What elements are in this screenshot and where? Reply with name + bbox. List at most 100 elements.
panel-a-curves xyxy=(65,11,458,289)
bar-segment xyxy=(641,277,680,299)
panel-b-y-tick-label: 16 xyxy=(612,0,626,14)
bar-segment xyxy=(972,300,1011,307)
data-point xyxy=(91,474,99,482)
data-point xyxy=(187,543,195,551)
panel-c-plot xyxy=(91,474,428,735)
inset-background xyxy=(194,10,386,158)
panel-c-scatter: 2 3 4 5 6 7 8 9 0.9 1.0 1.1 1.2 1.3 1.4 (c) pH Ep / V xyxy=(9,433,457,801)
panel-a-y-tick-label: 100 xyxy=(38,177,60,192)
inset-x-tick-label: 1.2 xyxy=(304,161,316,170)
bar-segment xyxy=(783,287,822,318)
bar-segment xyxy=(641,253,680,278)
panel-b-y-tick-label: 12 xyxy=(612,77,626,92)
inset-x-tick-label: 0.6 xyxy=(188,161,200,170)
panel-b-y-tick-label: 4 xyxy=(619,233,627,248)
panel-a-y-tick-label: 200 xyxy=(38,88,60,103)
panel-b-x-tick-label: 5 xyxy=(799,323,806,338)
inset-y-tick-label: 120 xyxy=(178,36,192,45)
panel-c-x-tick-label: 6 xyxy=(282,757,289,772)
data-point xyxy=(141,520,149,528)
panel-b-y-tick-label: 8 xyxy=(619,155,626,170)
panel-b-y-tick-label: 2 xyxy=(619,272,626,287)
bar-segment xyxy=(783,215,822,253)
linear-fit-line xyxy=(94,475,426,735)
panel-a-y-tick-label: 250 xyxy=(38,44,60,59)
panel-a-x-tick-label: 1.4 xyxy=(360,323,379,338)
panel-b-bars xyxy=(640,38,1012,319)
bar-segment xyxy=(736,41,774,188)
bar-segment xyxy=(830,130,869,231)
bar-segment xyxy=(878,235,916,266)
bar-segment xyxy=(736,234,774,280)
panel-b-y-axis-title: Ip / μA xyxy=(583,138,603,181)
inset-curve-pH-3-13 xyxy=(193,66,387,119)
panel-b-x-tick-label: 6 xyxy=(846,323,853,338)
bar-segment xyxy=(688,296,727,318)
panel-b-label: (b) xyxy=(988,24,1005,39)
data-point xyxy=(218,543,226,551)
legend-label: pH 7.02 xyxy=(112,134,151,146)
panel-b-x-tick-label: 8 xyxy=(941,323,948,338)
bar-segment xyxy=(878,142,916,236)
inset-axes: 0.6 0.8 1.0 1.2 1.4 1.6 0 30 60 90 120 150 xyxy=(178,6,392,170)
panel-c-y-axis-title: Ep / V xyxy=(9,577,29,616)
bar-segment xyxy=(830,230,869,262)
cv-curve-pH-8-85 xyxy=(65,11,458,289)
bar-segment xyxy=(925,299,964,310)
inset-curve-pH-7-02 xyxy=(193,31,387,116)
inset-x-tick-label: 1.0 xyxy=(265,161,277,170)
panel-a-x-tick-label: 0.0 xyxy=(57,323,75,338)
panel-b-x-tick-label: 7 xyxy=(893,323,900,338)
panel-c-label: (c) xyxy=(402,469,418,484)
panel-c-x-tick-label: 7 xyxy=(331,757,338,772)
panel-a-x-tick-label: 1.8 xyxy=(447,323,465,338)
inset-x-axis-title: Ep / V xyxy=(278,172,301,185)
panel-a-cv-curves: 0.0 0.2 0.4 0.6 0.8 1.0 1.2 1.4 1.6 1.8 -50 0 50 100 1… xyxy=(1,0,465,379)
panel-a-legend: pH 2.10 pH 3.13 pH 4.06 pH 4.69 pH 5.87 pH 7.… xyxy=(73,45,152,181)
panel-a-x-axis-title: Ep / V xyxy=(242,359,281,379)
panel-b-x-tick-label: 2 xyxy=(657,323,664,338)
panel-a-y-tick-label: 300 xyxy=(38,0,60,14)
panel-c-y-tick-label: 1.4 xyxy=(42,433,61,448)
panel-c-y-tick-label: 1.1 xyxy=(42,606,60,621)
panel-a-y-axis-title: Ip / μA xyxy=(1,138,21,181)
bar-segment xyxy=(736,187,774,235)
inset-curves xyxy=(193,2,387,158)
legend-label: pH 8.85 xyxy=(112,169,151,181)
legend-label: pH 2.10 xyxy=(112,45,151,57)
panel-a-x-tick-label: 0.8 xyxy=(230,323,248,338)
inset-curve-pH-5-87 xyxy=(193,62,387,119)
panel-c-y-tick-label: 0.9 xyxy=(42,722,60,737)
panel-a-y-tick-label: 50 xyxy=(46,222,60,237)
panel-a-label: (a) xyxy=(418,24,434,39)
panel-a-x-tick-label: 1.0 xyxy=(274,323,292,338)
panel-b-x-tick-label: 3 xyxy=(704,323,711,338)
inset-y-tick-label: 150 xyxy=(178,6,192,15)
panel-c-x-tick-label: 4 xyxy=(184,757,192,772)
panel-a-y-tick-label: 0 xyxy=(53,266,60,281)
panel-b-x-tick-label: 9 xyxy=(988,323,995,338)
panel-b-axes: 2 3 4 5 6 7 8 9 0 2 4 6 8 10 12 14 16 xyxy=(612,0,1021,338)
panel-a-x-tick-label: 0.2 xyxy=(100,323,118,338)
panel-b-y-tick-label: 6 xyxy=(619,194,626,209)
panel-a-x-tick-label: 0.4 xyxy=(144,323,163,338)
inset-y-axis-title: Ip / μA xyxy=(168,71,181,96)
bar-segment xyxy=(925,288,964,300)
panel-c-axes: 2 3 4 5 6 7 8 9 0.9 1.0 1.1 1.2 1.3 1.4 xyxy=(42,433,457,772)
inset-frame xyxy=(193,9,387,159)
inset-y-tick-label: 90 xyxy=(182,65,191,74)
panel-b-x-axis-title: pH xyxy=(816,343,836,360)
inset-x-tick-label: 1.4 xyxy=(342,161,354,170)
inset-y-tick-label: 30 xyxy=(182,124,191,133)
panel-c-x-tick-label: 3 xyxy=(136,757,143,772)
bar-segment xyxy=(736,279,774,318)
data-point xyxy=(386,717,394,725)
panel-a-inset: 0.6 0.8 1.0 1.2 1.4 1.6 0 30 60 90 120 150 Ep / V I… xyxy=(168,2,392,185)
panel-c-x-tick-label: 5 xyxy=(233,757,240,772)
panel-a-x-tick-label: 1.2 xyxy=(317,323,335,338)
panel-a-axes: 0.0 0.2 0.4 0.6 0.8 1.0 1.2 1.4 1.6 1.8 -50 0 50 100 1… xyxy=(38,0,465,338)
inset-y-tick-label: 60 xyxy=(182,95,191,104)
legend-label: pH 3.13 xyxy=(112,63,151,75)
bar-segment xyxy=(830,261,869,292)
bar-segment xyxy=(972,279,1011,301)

━━━━━━━━━━━━━━━━━━━━

§ **练习题目**: 把以上全部条目的各行整理成一个JSON字符串列表，每行写成一个字符串，空行不计入。

§ **任务结果**:
[
  "What elements are in this screenshot and where? Reply with name + bbox. List at most 100 elements.",
  "panel-a-curves xyxy=(65,11,458,289)",
  "bar-segment xyxy=(641,277,680,299)",
  "panel-b-y-tick-label: 16 xyxy=(612,0,626,14)",
  "bar-segment xyxy=(972,300,1011,307)",
  "data-point xyxy=(91,474,99,482)",
  "data-point xyxy=(187,543,195,551)",
  "panel-c-plot xyxy=(91,474,428,735)",
  "inset-background xyxy=(194,10,386,158)",
  "panel-c-scatter: 2 3 4 5 6 7 8 9 0.9 1.0 1.1 1.2 1.3 1.4 (c) pH Ep / V xyxy=(9,433,457,801)",
  "panel-a-y-tick-label: 100 xyxy=(38,177,60,192)",
  "inset-x-tick-label: 1.2 xyxy=(304,161,316,170)",
  "bar-segment xyxy=(783,287,822,318)",
  "bar-segment xyxy=(641,253,680,278)",
  "panel-b-y-tick-label: 12 xyxy=(612,77,626,92)",
  "inset-x-tick-label: 0.6 xyxy=(188,161,200,170)",
  "panel-b-y-tick-label: 4 xyxy=(619,233,627,248)",
  "panel-a-y-tick-label: 200 xyxy=(38,88,60,103)",
  "panel-b-x-tick-label: 5 xyxy=(799,323,806,338)",
  "inset-y-tick-label: 120 xyxy=(178,36,192,45)",
  "panel-c-x-tick-label: 6 xyxy=(282,757,289,772)",
  "data-point xyxy=(141,520,149,528)",
  "panel-b-y-tick-label: 8 xyxy=(619,155,626,170)",
  "panel-b-y-tick-label: 2 xyxy=(619,272,626,287)",
  "bar-segment xyxy=(783,215,822,253)",
  "linear-fit-line xyxy=(94,475,426,735)",
  "panel-a-y-tick-label: 250 xyxy=(38,44,60,59)",
  "panel-a-x-tick-label: 1.4 xyxy=(360,323,379,338)",
  "panel-b-bars xyxy=(640,38,1012,319)",
  "bar-segment xyxy=(736,41,774,188)",
  "bar-segment xyxy=(830,130,869,231)",
  "bar-segment xyxy=(878,235,916,266)",
  "bar-segment xyxy=(736,234,774,280)",
  "panel-b-y-axis-title: Ip / μA xyxy=(583,138,603,181)",
  "inset-curve-pH-3-13 xyxy=(193,66,387,119)",
  "panel-b-x-tick-label: 6 xyxy=(846,323,853,338)",
  "bar-segment xyxy=(688,296,727,318)",
  "panel-b-label: (b) xyxy=(988,24,1005,39)",
  "data-point xyxy=(218,543,226,551)",
  "legend-label: pH 7.02 xyxy=(112,134,151,146)",
  "panel-b-x-tick-label: 8 xyxy=(941,323,948,338)",
  "bar-segment xyxy=(878,142,916,236)",
  "inset-axes: 0.6 0.8 1.0 1.2 1.4 1.6 0 30 60 90 120 150 xyxy=(178,6,392,170)",
  "panel-c-y-axis-title: Ep / V xyxy=(9,577,29,616)",
  "bar-segment xyxy=(830,230,869,262)",
  "cv-curve-pH-8-85 xyxy=(65,11,458,289)",
  "bar-segment xyxy=(925,299,964,310)",
  "inset-curve-pH-7-02 xyxy=(193,31,387,116)",
  "inset-x-tick-label: 1.0 xyxy=(265,161,277,170)",
  "panel-a-x-tick-label: 0.0 xyxy=(57,323,75,338)",
  "panel-b-x-tick-label: 7 xyxy=(893,323,900,338)",
  "panel-c-label: (c) xyxy=(402,469,418,484)",
  "panel-c-x-tick-label: 7 xyxy=(331,757,338,772)",
  "panel-a-x-tick-label: 1.8 xyxy=(447,323,465,338)",
  "inset-x-axis-title: Ep / V xyxy=(278,172,301,185)",
  "panel-a-cv-curves: 0.0 0.2 0.4 0.6 0.8 1.0 1.2 1.4 1.6 1.8 -50 0 50 100 1… xyxy=(1,0,465,379)",
  "panel-a-legend: pH 2.10 pH 3.13 pH 4.06 pH 4.69 pH 5.87 pH 7.… xyxy=(73,45,152,181)",
  "panel-a-x-axis-title: Ep / V xyxy=(242,359,281,379)",
  "panel-b-x-tick-label: 2 xyxy=(657,323,664,338)",
  "panel-a-y-tick-label: 300 xyxy=(38,0,60,14)",
  "panel-c-y-tick-label: 1.4 xyxy=(42,433,61,448)",
  "panel-c-y-tick-label: 1.1 xyxy=(42,606,60,621)",
  "panel-a-y-axis-title: Ip / μA xyxy=(1,138,21,181)",
  "bar-segment xyxy=(736,187,774,235)",
  "inset-curves xyxy=(193,2,387,158)",
  "legend-label: pH 8.85 xyxy=(112,169,151,181)",
  "legend-label: pH 2.10 xyxy=(112,45,151,57)",
  "panel-a-x-tick-label: 0.8 xyxy=(230,323,248,338)",
  "inset-curve-pH-5-87 xyxy=(193,62,387,119)",
  "panel-c-y-tick-label: 0.9 xyxy=(42,722,60,737)",
  "panel-a-y-tick-label: 50 xyxy=(46,222,60,237)",
  "panel-a-label: (a) xyxy=(418,24,434,39)",
  "panel-a-x-tick-label: 1.0 xyxy=(274,323,292,338)",
  "panel-b-x-tick-label: 3 xyxy=(704,323,711,338)",
  "inset-y-tick-label: 150 xyxy=(178,6,192,15)",
  "panel-c-x-tick-label: 4 xyxy=(184,757,192,772)",
  "panel-a-y-tick-label: 0 xyxy=(53,266,60,281)",
  "panel-b-x-tick-label: 9 xyxy=(988,323,995,338)",
  "panel-b-axes: 2 3 4 5 6 7 8 9 0 2 4 6 8 10 12 14 16 xyxy=(612,0,1021,338)",
  "panel-a-x-tick-label: 0.2 xyxy=(100,323,118,338)",
  "panel-b-y-tick-label: 6 xyxy=(619,194,626,209)",
  "panel-a-x-tick-label: 0.4 xyxy=(144,323,163,338)",
  "inset-y-axis-title: Ip / μA xyxy=(168,71,181,96)",
  "bar-segment xyxy=(925,288,964,300)",
  "panel-c-axes: 2 3 4 5 6 7 8 9 0.9 1.0 1.1 1.2 1.3 1.4 xyxy=(42,433,457,772)",
  "inset-frame xyxy=(193,9,387,159)",
  "inset-y-tick-label: 90 xyxy=(182,65,191,74)",
  "panel-b-x-axis-title: pH xyxy=(816,343,836,360)",
  "inset-x-tick-label: 1.4 xyxy=(342,161,354,170)",
  "inset-y-tick-label: 30 xyxy=(182,124,191,133)",
  "panel-c-x-tick-label: 3 xyxy=(136,757,143,772)",
  "bar-segment xyxy=(736,279,774,318)",
  "data-point xyxy=(386,717,394,725)",
  "panel-a-inset: 0.6 0.8 1.0 1.2 1.4 1.6 0 30 60 90 120 150 Ep / V I… xyxy=(168,2,392,185)",
  "panel-c-x-tick-label: 5 xyxy=(233,757,240,772)",
  "panel-a-x-tick-label: 1.2 xyxy=(317,323,335,338)",
  "panel-a-axes: 0.0 0.2 0.4 0.6 0.8 1.0 1.2 1.4 1.6 1.8 -50 0 50 100 1… xyxy=(38,0,465,338)",
  "inset-y-tick-label: 60 xyxy=(182,95,191,104)",
  "legend-label: pH 3.13 xyxy=(112,63,151,75)",
  "bar-segment xyxy=(830,261,869,292)",
  "bar-segment xyxy=(972,279,1011,301)"
]